What needs to be done – Leave out the pictures and output the data verbatim.

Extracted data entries
+++++
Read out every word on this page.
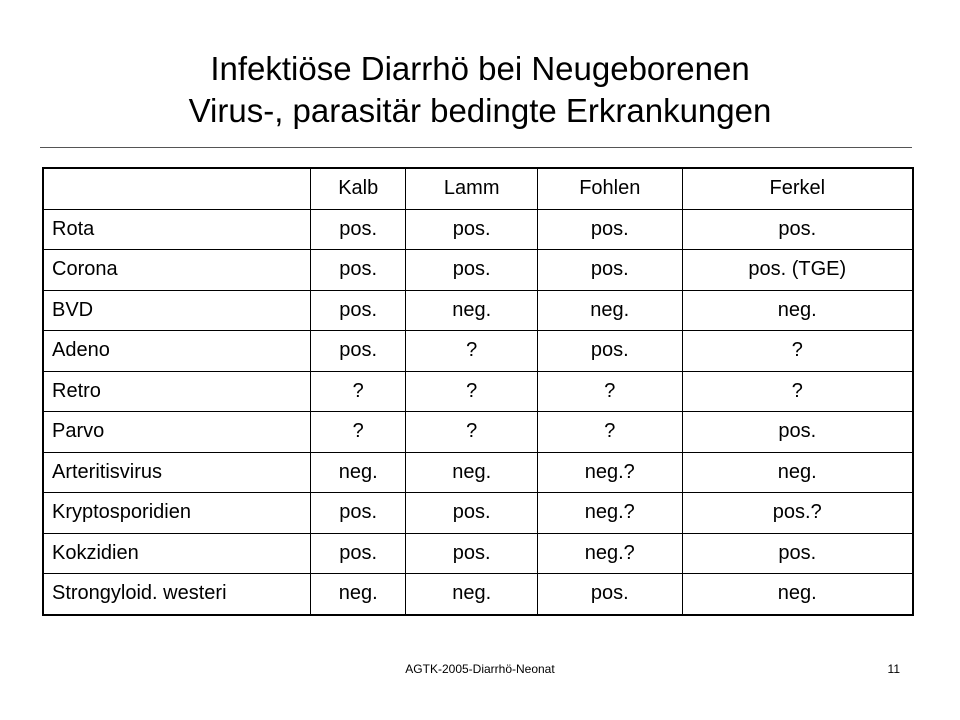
Infektiöse Diarrhö bei Neugeborenen
Virus-, parasitär bedingte Erkrankungen
	Kalb	Lamm	Fohlen	Ferkel
Rota	pos.	pos.	pos.	pos.
Corona	pos.	pos.	pos.	pos. (TGE)
BVD	pos.	neg.	neg.	neg.
Adeno	pos.	?	pos.	?
Retro	?	?	?	?
Parvo	?	?	?	pos.
Arteritisvirus	neg.	neg.	neg.?	neg.
Kryptosporidien	pos.	pos.	neg.?	pos.?
Kokzidien	pos.	pos.	neg.?	pos.
Strongyloid. westeri	neg.	neg.	pos.	neg.
AGTK-2005-Diarrhö-Neonat	11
+++++
Task response –
Read out every word on this page.
Infektiöse Diarrhö bei Neugeborenen
Virus-, parasitär bedingte Erkrankungen
	Kalb	Lamm	Fohlen	Ferkel
Rota	pos.	pos.	pos.	pos.
Corona	pos.	pos.	pos.	pos. (TGE)
BVD	pos.	neg.	neg.	neg.
Adeno	pos.	?	pos.	?
Retro	?	?	?	?
Parvo	?	?	?	pos.
Arteritisvirus	neg.	neg.	neg.?	neg.
Kryptosporidien	pos.	pos.	neg.?	pos.?
Kokzidien	pos.	pos.	neg.?	pos.
Strongyloid. westeri	neg.	neg.	pos.	neg.
AGTK-2005-Diarrhö-Neonat	11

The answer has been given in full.